> **WORK TO BE COMPLETED**: Extract every line that contains the word "游戏大厅".

> **DATA SHOWN**:
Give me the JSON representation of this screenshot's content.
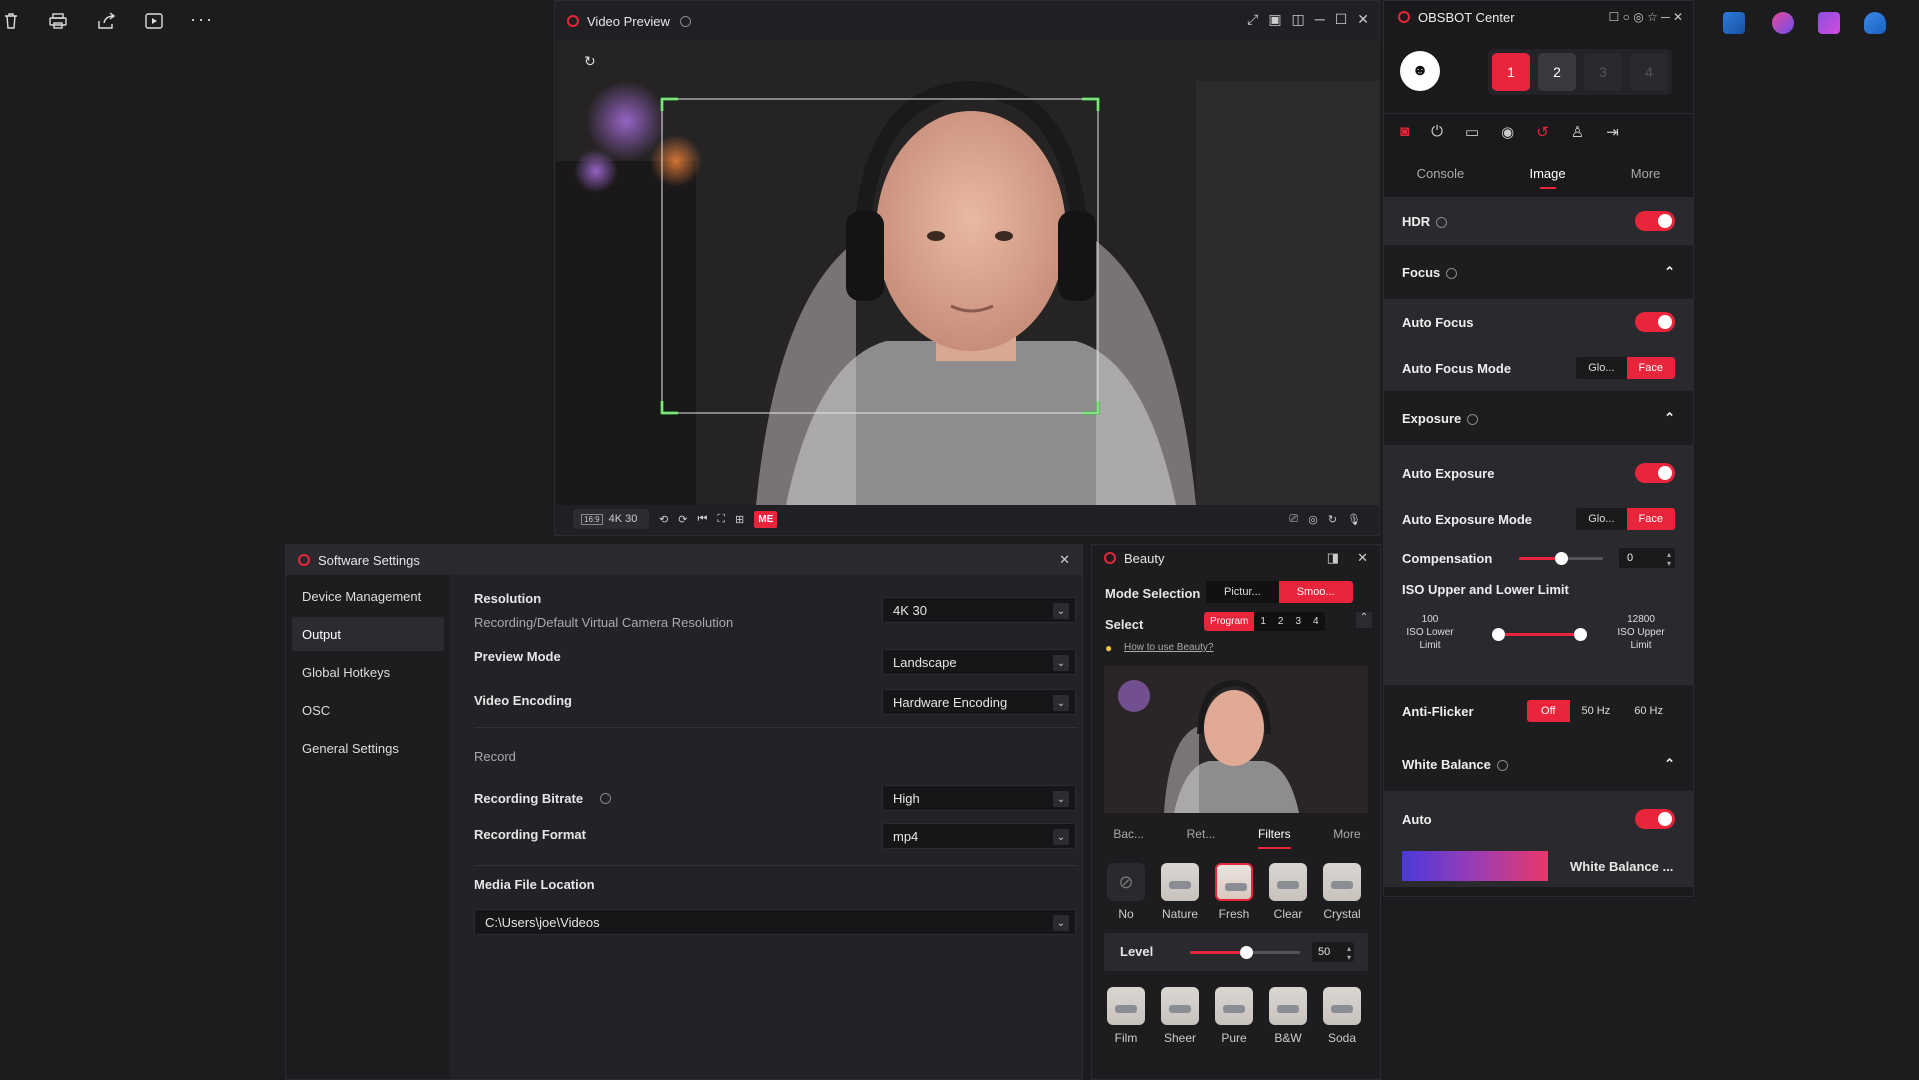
{
  "toolbar_icons": [
    "trash-icon",
    "print-icon",
    "share-icon",
    "play-icon",
    "more-icon"
  ],
  "video_preview": {
    "title": "Video Preview",
    "resolution_badge": "4K 30",
    "me_badge": "ME"
  },
  "obsbot": {
    "title": "OBSBOT Center",
    "devices": [
      "1",
      "2",
      "3",
      "4"
    ],
    "tabs": [
      "Console",
      "Image",
      "More"
    ],
    "active_tab": "Image",
    "hdr_label": "HDR",
    "focus": {
      "title": "Focus",
      "auto_focus": "Auto Focus",
      "auto_focus_mode": "Auto Focus Mode",
      "mode_options": [
        "Glo...",
        "Face"
      ]
    },
    "exposure": {
      "title": "Exposure",
      "auto_exposure": "Auto Exposure",
      "auto_exposure_mode": "Auto Exposure Mode",
      "mode_options": [
        "Glo...",
        "Face"
      ],
      "compensation": "Compensation",
      "compensation_value": "0",
      "iso_title": "ISO Upper and Lower Limit",
      "iso_lower_value": "100",
      "iso_lower_label": "ISO Lower Limit",
      "iso_upper_value": "12800",
      "iso_upper_label": "ISO Upper Limit"
    },
    "anti_flicker": {
      "label": "Anti-Flicker",
      "options": [
        "Off",
        "50 Hz",
        "60 Hz"
      ]
    },
    "white_balance": {
      "title": "White Balance",
      "auto": "Auto",
      "wb_label": "White Balance ..."
    }
  },
  "software_settings": {
    "title": "Software Settings",
    "sidebar": [
      "Device Management",
      "Output",
      "Global Hotkeys",
      "OSC",
      "General Settings"
    ],
    "active": "Output",
    "resolution_label": "Resolution",
    "resolution_sub": "Recording/Default Virtual Camera Resolution",
    "resolution_value": "4K 30",
    "preview_mode_label": "Preview Mode",
    "preview_mode_value": "Landscape",
    "video_encoding_label": "Video Encoding",
    "video_encoding_value": "Hardware Encoding",
    "record_header": "Record",
    "bitrate_label": "Recording Bitrate",
    "bitrate_value": "High",
    "format_label": "Recording Format",
    "format_value": "mp4",
    "media_label": "Media File Location",
    "media_value": "C:\\Users\\joe\\Videos"
  },
  "beauty": {
    "title": "Beauty",
    "mode_selection": "Mode Selection",
    "mode_options": [
      "Pictur...",
      "Smoo..."
    ],
    "select_label": "Select",
    "select_options": [
      "Program",
      "1",
      "2",
      "3",
      "4"
    ],
    "how_to": "How to use Beauty?",
    "tabs": [
      "Bac...",
      "Ret...",
      "Filters",
      "More"
    ],
    "active_tab": "Filters",
    "filters_row1": [
      "No",
      "Nature",
      "Fresh",
      "Clear",
      "Crystal"
    ],
    "level_label": "Level",
    "level_value": "50",
    "filters_row2": [
      "Film",
      "Sheer",
      "Pure",
      "B&W",
      "Soda"
    ]
  },
  "colors": {
    "accent": "#e8253a",
    "panel": "#2a2a2e",
    "bg": "#1c1c1e"
  }
}
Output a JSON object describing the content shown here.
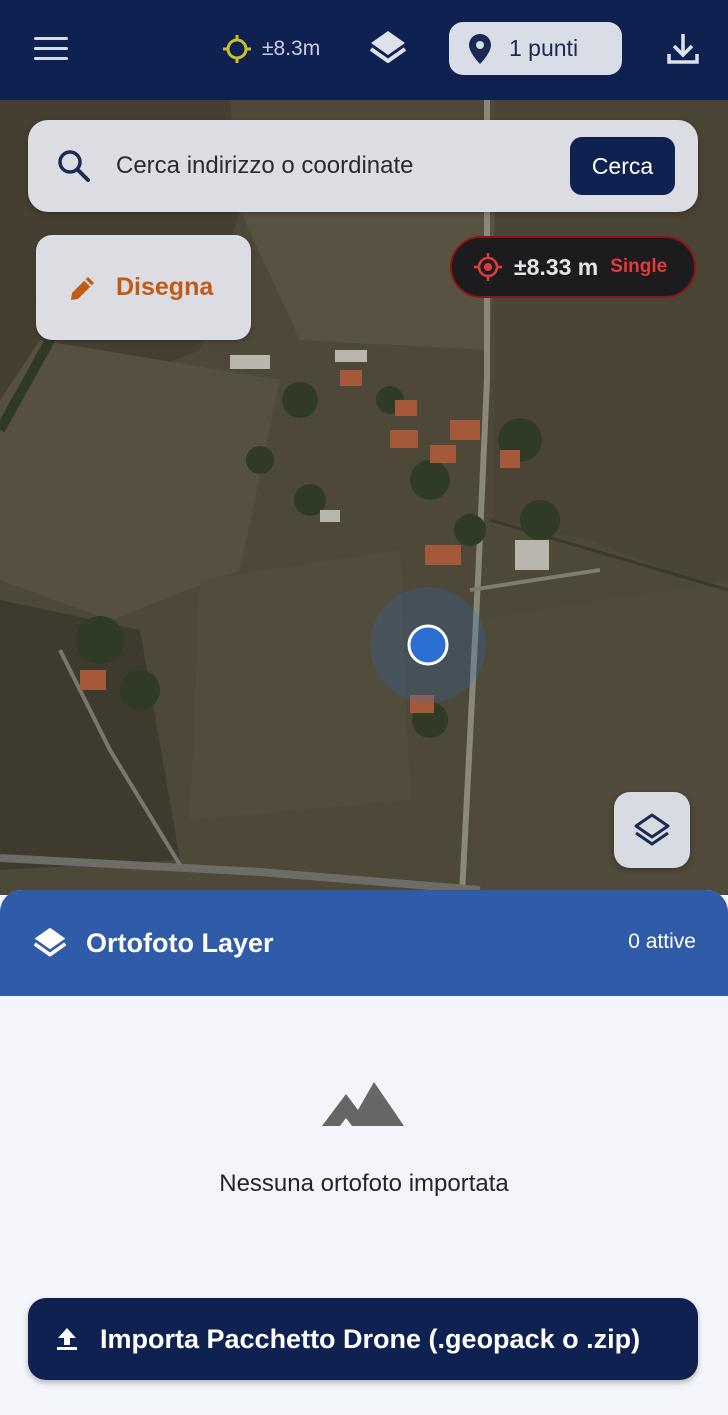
{
  "appbar": {
    "gps_accuracy": "±8.3m",
    "points_label": "1 punti"
  },
  "search": {
    "placeholder": "Cerca indirizzo o coordinate",
    "button_label": "Cerca"
  },
  "draw": {
    "label": "Disegna"
  },
  "accuracy_badge": {
    "value": "±8.33 m",
    "mode": "Single"
  },
  "sheet": {
    "title": "Ortofoto Layer",
    "active_count": "0 attive",
    "empty_message": "Nessuna ortofoto importata",
    "import_label": "Importa Pacchetto Drone (.geopack o .zip)"
  },
  "colors": {
    "appbar": "#0f2150",
    "sheet_header": "#2f5ba8",
    "draw_accent": "#c25a16",
    "gps_icon": "#c8c21e",
    "location_dot": "#2b6fd3"
  },
  "icons": [
    "menu-icon",
    "gps-target-icon",
    "layers-icon",
    "location-pin-icon",
    "download-icon",
    "search-icon",
    "pencil-icon",
    "crosshair-icon",
    "mountain-icon",
    "upload-icon"
  ]
}
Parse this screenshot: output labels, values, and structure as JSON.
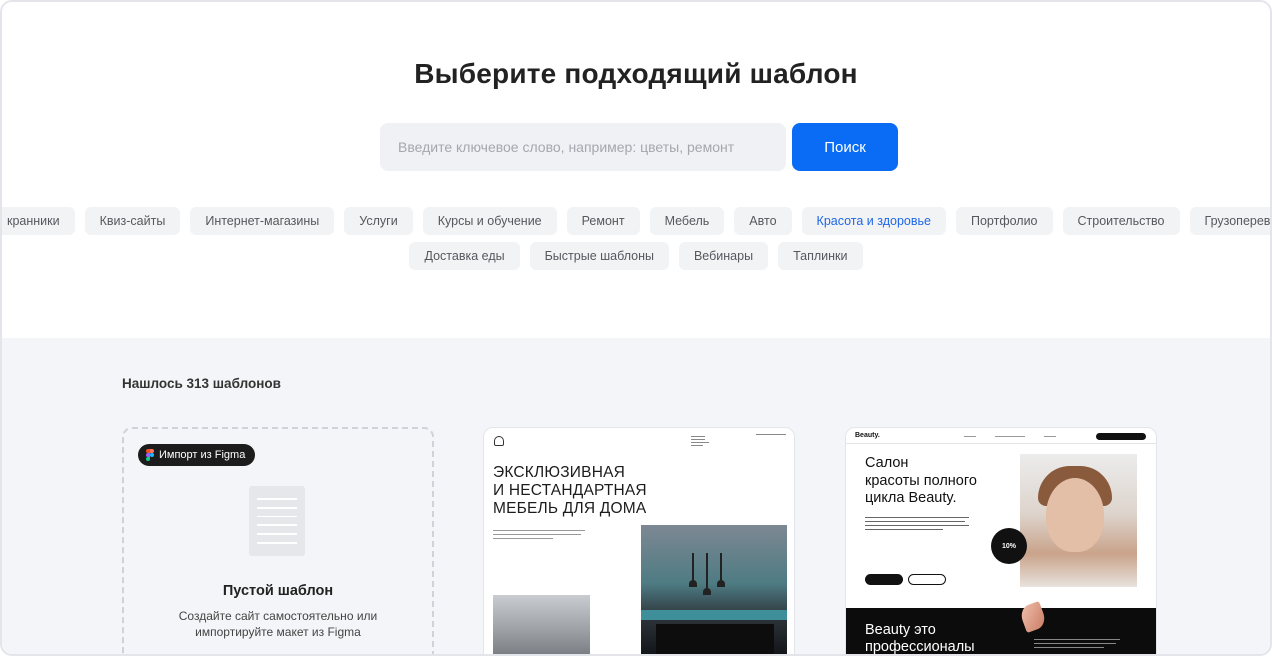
{
  "page": {
    "title": "Выберите подходящий шаблон"
  },
  "search": {
    "placeholder": "Введите ключевое слово, например: цветы, ремонт",
    "value": "",
    "button_label": "Поиск"
  },
  "categories": {
    "row1": [
      {
        "label": "кранники",
        "active": false
      },
      {
        "label": "Квиз-сайты",
        "active": false
      },
      {
        "label": "Интернет-магазины",
        "active": false
      },
      {
        "label": "Услуги",
        "active": false
      },
      {
        "label": "Курсы и обучение",
        "active": false
      },
      {
        "label": "Ремонт",
        "active": false
      },
      {
        "label": "Мебель",
        "active": false
      },
      {
        "label": "Авто",
        "active": false
      },
      {
        "label": "Красота и здоровье",
        "active": true
      },
      {
        "label": "Портфолио",
        "active": false
      },
      {
        "label": "Строительство",
        "active": false
      },
      {
        "label": "Грузоперевозки",
        "active": false
      }
    ],
    "row2": [
      {
        "label": "Доставка еды",
        "active": false
      },
      {
        "label": "Быстрые шаблоны",
        "active": false
      },
      {
        "label": "Вебинары",
        "active": false
      },
      {
        "label": "Таплинки",
        "active": false
      }
    ],
    "active_color": "#1f67e6"
  },
  "results": {
    "count_text": "Нашлось 313 шаблонов"
  },
  "empty_card": {
    "badge": "Импорт из Figma",
    "title": "Пустой шаблон",
    "description": "Создайте сайт самостоятельно или импортируйте макет из Figma"
  },
  "furniture_card": {
    "heading_lines": [
      "ЭКСКЛЮЗИВНАЯ",
      "И НЕСТАНДАРТНАЯ",
      "МЕБЕЛЬ ДЛЯ ДОМА"
    ]
  },
  "beauty_card": {
    "logo": "Beauty.",
    "heading_lines": [
      "Салон",
      "красоты полного",
      "цикла Beauty."
    ],
    "badge": "10%",
    "dark_heading_lines": [
      "Beauty это",
      "профессионалы"
    ]
  },
  "colors": {
    "accent": "#0a6cf5",
    "results_bg": "#f4f5f8",
    "chip_bg": "#f2f3f5"
  }
}
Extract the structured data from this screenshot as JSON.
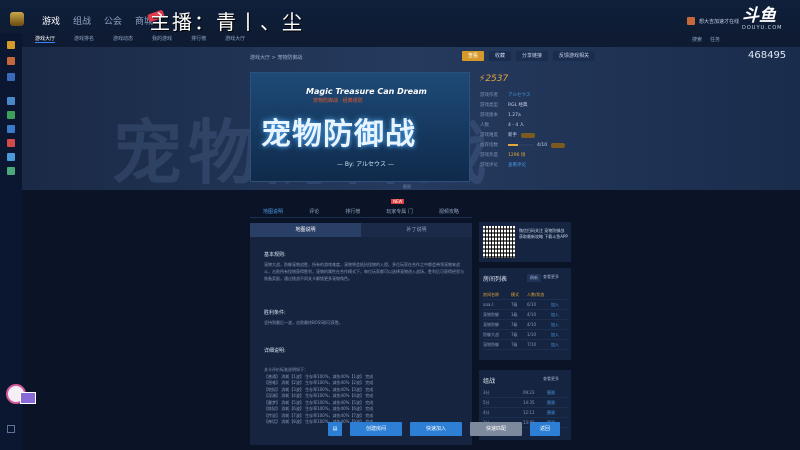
{
  "topnav": {
    "items": [
      {
        "label": "游戏",
        "active": true
      },
      {
        "label": "组战"
      },
      {
        "label": "公会"
      },
      {
        "label": "商城"
      }
    ]
  },
  "overlay": {
    "streamer": "主播：青丨、尘"
  },
  "user": {
    "name": "想大吉加速才在线"
  },
  "brand": {
    "logo_big": "斗鱼",
    "logo_small": "DOUYU.COM"
  },
  "subnav": {
    "items": [
      {
        "label": "游戏大厅",
        "active": true
      },
      {
        "label": "游戏排名"
      },
      {
        "label": "游戏动态"
      },
      {
        "label": "我的游戏"
      },
      {
        "label": "排行榜"
      },
      {
        "label": "游戏大厅"
      }
    ]
  },
  "subright": {
    "a": "搜索",
    "b": "任务"
  },
  "breadcrumb": "游戏大厅 > 宠物防御战",
  "actions": {
    "primary": "查看",
    "b": "收藏",
    "c": "分享链接",
    "d": "反馈游戏相关"
  },
  "viewer_count": "468495",
  "cover": {
    "en_title": "Magic Treasure Can Dream",
    "sub": "宠物防御战 · 经典塔防",
    "title": "宠物防御战",
    "by": "— By: アルセウス —",
    "caption": "截图"
  },
  "score": "2537",
  "info": [
    {
      "k": "游戏作者",
      "v": "アルセウス",
      "style": "blue"
    },
    {
      "k": "游戏类型",
      "v": "RGL 经典"
    },
    {
      "k": "游戏版本",
      "v": "1.27a"
    },
    {
      "k": "人数",
      "v": "4 - 4 人"
    },
    {
      "k": "游戏难度",
      "v": "新手",
      "pill": true
    },
    {
      "k": "推荐指数",
      "v": "4/10",
      "bar": 0.4,
      "pill": true
    },
    {
      "k": "游戏热度",
      "v": "1296 场",
      "style": "orange"
    },
    {
      "k": "游戏评论",
      "v": "查看评论",
      "style": "blue"
    }
  ],
  "tabs": {
    "items": [
      {
        "label": "地图说明",
        "active": true
      },
      {
        "label": "评论"
      },
      {
        "label": "排行榜"
      },
      {
        "label": "玩家专属 门"
      },
      {
        "label": "视频攻略"
      }
    ],
    "new_badge": "NEW"
  },
  "panel": {
    "tab_a": "地图说明",
    "tab_b": "补丁说明",
    "s1": "基本规则:",
    "p1": "宠物大战，防御宠物战胜，所有的游戏难度，宠物将会抵抗怪物的入侵。多位玩家在合作之中都会带领宠物来战斗，击败所有怪物获得胜利，宠物的属性在合作模式下，每位玩家都可以选择宠物进入战场，胜利后可获得经验与装备奖励，通过挑战不同关卡解锁更多宠物角色。",
    "s2": "胜利条件:",
    "p2": "坚持到最后一波，击败最终BOSS即可获胜。",
    "s3": "详细说明:",
    "rules": [
      "关卡评价标准说明如下：",
      "【普通】 消耗【1波】 生存率100%，减伤40%【1波】 完成",
      "【困难】 消耗【2波】 生存率100%，减伤40%【2波】 完成",
      "【地狱】 消耗【3波】 生存率100%，减伤40%【3波】 完成",
      "【深渊】 消耗【4波】 生存率100%，减伤40%【4波】 完成",
      "【噩梦】 消耗【5波】 生存率100%，减伤40%【5波】 完成",
      "【炼狱】 消耗【6波】 生存率100%，减伤40%【6波】 完成",
      "【传说】 消耗【7波】 生存率100%，减伤40%【7波】 完成",
      "【神话】 消耗【8波】 生存率100%，减伤40%【8波】 完成"
    ]
  },
  "qr": {
    "text": "微信扫码关注 宠物防御战 获取最新攻略 下载斗鱼APP"
  },
  "roomlist": {
    "title": "房间列表",
    "b1": "刷新",
    "b2": "查看更多",
    "headers": [
      "房间名称",
      "模式",
      "人数/状态",
      ""
    ],
    "rows": [
      {
        "name": "aaa人",
        "mode": "7级",
        "num": "6/10",
        "act": "加入"
      },
      {
        "name": "宠物防御",
        "mode": "1级",
        "num": "4/10",
        "act": "加入"
      },
      {
        "name": "宠物防御",
        "mode": "7级",
        "num": "4/10",
        "act": "加入"
      },
      {
        "name": "防御大战",
        "mode": "7级",
        "num": "1/10",
        "act": "加入"
      },
      {
        "name": "宠物防御",
        "mode": "7级",
        "num": "7/10",
        "act": "加入"
      }
    ]
  },
  "ranks": {
    "title": "组战",
    "more": "查看更多",
    "rows": [
      {
        "a": "3分",
        "b": "09:23",
        "c": "围观"
      },
      {
        "a": "5分",
        "b": "14:35",
        "c": "围观"
      },
      {
        "a": "4分",
        "b": "12:11",
        "c": "围观"
      },
      {
        "a": "3分",
        "b": "13:02",
        "c": "围观"
      }
    ]
  },
  "bottom": {
    "create": "创建房间",
    "join": "快速加入",
    "match": "快速匹配",
    "back": "返回"
  },
  "colors": {
    "accent": "#2d7fd6",
    "gold": "#d59a2a",
    "score": "#e6a63a"
  }
}
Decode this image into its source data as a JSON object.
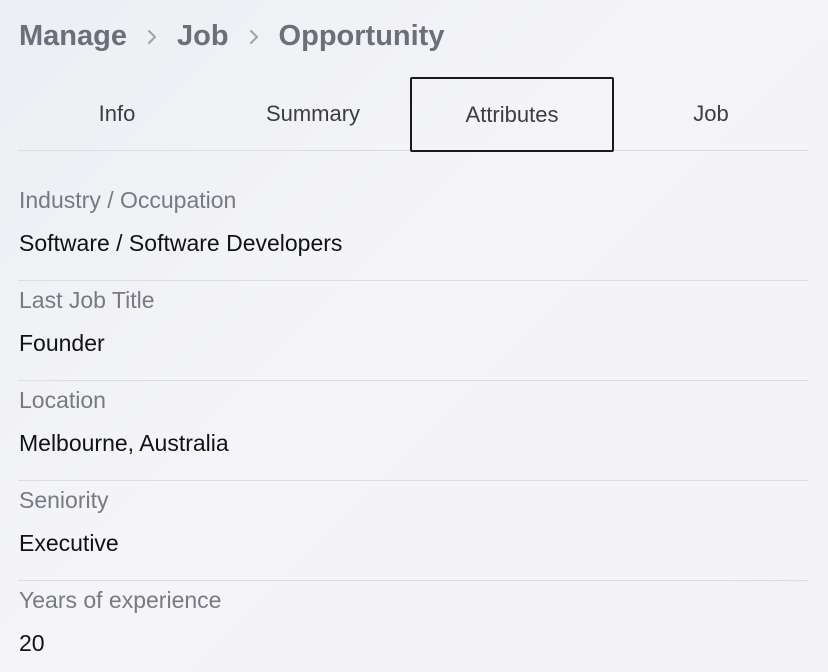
{
  "breadcrumb": {
    "items": [
      "Manage",
      "Job",
      "Opportunity"
    ]
  },
  "tabs": [
    {
      "label": "Info"
    },
    {
      "label": "Summary"
    },
    {
      "label": "Attributes",
      "selected": true
    },
    {
      "label": "Job"
    }
  ],
  "fields": [
    {
      "label": "Industry / Occupation",
      "value": "Software / Software Developers"
    },
    {
      "label": "Last Job Title",
      "value": "Founder"
    },
    {
      "label": "Location",
      "value": "Melbourne, Australia"
    },
    {
      "label": "Seniority",
      "value": "Executive"
    },
    {
      "label": "Years of experience",
      "value": "20"
    }
  ],
  "colors": {
    "breadcrumb_text": "#6b6f7a",
    "label_text": "#777a82",
    "value_text": "#111214",
    "active_tab_border": "#1a1a1a",
    "divider": "#dcdde1"
  }
}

> **RESPONSE BELOW**:
        "label": "游戏大厅",
        "label": "游戏大厅"
  "breadcrumb": "游戏大厅 > 宠物防御战",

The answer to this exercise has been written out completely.